◆ Exercise
Work out how many lines have "this" in them. Give only that number.

------------

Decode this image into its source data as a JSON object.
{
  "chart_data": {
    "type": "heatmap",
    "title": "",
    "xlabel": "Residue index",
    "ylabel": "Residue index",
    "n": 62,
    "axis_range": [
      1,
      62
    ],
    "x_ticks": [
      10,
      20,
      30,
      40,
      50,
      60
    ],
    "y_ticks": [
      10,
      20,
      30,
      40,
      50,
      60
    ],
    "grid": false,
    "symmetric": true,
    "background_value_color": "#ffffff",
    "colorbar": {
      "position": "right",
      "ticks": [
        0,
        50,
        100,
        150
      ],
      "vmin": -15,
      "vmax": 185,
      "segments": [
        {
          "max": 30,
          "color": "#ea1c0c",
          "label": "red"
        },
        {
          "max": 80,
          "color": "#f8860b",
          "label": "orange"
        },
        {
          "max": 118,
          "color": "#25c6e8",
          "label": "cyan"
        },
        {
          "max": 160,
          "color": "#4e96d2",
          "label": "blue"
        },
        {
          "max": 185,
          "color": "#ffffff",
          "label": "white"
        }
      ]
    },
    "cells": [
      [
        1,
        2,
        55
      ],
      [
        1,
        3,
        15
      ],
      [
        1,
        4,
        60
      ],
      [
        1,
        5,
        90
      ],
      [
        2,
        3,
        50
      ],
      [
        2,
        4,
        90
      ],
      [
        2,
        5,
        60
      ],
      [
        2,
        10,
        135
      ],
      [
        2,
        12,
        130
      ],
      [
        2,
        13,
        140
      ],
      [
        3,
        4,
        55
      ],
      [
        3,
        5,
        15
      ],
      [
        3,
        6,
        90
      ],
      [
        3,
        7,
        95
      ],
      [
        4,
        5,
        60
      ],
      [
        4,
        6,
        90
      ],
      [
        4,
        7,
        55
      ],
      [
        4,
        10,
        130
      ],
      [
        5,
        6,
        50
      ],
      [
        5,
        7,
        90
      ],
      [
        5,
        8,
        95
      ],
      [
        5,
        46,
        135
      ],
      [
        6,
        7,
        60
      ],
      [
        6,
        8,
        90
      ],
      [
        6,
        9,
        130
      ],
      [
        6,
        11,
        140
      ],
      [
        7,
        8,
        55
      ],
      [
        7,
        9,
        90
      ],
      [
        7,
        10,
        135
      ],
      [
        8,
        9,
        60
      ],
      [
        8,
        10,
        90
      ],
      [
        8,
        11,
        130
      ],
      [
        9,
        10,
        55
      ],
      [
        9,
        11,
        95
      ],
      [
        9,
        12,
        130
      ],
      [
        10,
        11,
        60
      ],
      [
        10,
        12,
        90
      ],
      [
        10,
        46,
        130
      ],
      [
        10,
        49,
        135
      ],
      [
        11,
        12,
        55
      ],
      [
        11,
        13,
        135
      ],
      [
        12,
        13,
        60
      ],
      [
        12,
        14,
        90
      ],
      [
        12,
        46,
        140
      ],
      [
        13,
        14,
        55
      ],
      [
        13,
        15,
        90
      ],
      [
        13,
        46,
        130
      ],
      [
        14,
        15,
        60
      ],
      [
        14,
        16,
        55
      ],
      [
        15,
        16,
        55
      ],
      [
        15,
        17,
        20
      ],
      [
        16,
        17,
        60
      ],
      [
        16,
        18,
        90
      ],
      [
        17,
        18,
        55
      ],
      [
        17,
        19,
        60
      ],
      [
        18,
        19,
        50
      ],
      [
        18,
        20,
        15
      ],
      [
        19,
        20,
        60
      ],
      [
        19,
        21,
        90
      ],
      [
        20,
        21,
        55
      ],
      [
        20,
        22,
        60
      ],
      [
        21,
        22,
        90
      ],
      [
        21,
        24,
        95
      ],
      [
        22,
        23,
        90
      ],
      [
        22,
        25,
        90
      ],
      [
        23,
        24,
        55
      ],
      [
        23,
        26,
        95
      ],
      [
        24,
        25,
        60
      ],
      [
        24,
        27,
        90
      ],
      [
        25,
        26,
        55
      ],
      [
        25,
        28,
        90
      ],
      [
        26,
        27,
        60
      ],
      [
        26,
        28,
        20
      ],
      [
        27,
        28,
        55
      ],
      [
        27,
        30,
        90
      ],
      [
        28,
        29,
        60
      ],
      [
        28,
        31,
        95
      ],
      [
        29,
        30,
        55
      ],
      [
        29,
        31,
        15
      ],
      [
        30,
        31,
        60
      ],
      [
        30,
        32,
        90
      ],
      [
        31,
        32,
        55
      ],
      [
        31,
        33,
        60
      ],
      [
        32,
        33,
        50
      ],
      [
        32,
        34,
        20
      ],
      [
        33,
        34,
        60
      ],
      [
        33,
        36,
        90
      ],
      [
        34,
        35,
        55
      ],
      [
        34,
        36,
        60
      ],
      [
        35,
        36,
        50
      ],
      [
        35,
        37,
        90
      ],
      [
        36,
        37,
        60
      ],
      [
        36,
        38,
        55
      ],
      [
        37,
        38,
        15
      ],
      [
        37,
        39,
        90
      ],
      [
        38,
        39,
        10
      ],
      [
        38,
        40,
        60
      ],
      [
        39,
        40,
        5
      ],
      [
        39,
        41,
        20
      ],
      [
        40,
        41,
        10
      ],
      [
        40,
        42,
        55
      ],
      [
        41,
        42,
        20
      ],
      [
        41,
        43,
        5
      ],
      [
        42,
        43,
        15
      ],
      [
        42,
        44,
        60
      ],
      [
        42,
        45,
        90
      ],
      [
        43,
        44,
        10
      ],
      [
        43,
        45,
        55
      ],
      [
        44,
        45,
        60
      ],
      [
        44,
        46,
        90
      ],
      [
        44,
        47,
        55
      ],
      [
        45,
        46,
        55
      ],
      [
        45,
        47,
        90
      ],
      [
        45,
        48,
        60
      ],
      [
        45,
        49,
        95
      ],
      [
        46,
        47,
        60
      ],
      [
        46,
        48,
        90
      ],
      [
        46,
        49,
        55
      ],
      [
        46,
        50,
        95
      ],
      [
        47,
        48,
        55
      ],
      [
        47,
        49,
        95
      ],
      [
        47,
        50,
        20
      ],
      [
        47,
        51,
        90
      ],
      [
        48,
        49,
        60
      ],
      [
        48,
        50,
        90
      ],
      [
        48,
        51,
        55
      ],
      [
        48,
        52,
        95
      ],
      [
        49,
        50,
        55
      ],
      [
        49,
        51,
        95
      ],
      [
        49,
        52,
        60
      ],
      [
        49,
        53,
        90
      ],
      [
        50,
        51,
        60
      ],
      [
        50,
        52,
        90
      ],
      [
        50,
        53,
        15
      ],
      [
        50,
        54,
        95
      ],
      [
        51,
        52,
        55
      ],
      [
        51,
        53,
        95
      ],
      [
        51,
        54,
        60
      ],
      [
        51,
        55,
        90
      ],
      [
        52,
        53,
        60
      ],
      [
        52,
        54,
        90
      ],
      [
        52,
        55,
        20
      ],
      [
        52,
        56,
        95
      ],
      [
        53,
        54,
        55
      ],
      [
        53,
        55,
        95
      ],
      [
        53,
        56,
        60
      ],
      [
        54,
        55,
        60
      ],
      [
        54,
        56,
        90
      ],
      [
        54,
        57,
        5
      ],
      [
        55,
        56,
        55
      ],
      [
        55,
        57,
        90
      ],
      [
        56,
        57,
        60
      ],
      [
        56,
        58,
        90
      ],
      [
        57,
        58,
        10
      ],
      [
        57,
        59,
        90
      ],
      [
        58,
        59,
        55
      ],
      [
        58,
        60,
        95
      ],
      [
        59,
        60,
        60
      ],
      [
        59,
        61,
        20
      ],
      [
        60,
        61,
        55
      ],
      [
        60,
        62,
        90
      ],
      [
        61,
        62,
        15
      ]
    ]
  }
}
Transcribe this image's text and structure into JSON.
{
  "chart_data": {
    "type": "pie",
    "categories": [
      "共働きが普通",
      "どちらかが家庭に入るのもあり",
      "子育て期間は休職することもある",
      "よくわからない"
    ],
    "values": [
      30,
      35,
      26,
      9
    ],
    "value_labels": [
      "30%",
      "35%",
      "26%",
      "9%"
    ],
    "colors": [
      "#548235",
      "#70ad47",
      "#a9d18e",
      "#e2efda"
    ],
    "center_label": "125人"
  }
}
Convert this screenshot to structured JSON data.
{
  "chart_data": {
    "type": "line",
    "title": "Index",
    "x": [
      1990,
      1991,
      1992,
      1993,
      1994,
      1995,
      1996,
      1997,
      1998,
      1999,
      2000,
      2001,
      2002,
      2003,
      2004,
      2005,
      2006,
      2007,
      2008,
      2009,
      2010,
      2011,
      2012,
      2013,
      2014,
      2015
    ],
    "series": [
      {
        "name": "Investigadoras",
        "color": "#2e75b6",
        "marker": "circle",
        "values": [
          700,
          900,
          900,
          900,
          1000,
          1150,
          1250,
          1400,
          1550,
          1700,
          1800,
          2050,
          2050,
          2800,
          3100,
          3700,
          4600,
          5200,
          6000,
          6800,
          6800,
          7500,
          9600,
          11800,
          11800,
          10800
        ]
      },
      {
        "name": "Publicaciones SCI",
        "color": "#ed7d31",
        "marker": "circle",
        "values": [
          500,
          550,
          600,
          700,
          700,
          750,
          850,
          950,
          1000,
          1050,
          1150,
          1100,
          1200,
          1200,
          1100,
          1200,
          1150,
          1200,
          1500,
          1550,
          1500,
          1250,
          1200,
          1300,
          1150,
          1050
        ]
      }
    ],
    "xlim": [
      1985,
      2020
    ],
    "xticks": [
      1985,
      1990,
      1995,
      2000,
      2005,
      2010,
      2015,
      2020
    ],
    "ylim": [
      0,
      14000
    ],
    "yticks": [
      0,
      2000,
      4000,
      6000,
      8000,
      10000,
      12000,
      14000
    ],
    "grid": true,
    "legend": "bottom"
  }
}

------------

◆ Result
3